WRITTEN EXERCISE: Gather every line from the entries below that includes "losses".

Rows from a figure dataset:
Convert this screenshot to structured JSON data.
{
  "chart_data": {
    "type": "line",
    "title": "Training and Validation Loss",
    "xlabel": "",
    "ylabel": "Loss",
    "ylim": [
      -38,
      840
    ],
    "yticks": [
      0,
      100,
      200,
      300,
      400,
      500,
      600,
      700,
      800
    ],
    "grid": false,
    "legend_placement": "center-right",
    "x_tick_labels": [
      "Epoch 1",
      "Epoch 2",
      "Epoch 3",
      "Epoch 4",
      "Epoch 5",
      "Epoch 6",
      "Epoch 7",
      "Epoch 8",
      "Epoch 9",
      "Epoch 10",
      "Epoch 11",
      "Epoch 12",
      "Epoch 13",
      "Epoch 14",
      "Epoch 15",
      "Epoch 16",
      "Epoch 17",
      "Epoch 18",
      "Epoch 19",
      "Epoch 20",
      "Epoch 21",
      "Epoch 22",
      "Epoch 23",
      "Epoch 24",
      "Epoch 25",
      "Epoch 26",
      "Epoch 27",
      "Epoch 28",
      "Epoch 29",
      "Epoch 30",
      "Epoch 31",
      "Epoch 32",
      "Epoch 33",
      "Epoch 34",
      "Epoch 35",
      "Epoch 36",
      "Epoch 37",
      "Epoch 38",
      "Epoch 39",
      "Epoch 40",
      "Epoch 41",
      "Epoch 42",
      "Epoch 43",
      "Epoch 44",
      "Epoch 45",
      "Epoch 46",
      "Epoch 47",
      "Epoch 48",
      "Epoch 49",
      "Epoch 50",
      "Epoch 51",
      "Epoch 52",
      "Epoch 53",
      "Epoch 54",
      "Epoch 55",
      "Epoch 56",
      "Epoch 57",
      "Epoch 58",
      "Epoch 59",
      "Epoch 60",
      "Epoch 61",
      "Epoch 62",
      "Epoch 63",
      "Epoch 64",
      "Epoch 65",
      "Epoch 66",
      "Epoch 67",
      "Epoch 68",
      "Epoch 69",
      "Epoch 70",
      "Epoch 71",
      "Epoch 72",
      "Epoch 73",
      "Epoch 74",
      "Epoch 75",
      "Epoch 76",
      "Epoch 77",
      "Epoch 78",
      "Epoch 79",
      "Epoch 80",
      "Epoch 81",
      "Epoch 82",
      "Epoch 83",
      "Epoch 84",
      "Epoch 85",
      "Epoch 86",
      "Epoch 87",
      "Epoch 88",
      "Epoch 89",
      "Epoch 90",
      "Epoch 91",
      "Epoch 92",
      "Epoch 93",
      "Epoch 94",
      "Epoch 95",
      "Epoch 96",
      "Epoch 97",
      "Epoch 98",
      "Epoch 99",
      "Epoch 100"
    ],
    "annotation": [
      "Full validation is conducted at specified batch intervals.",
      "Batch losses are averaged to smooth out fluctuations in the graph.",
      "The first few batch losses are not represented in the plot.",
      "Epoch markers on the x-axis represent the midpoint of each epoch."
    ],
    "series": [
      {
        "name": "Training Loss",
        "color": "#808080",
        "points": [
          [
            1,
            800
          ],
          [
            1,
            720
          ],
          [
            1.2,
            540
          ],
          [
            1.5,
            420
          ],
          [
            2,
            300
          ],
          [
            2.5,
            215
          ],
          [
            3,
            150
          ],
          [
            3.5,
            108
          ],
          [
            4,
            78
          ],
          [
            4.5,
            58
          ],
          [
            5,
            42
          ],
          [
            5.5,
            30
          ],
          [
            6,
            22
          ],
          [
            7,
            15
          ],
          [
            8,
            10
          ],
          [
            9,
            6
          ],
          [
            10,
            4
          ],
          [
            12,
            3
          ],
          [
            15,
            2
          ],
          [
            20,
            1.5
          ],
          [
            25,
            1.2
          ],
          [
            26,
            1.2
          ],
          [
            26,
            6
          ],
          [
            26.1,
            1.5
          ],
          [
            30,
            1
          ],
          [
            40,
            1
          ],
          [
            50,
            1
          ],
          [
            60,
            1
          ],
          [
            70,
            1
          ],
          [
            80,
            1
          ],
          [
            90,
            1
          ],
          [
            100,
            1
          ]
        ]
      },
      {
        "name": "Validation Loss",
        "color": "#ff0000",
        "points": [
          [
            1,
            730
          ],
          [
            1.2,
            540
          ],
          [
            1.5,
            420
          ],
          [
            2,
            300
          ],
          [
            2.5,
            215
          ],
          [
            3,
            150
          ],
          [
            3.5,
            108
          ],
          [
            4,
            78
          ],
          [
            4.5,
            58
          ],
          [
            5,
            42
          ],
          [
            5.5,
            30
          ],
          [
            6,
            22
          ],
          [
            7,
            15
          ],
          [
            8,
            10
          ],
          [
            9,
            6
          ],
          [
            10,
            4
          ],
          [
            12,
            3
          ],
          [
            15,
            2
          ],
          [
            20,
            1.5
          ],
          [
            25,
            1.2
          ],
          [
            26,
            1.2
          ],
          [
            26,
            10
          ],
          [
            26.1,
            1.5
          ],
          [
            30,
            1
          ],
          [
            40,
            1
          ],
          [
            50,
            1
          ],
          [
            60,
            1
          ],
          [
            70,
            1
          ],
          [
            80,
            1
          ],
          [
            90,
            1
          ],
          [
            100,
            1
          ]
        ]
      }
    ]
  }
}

EXERCISE RESULT:
      "Batch losses are averaged to smooth out fluctuations in the graph.",
      "The first few batch losses are not represented in the plot.",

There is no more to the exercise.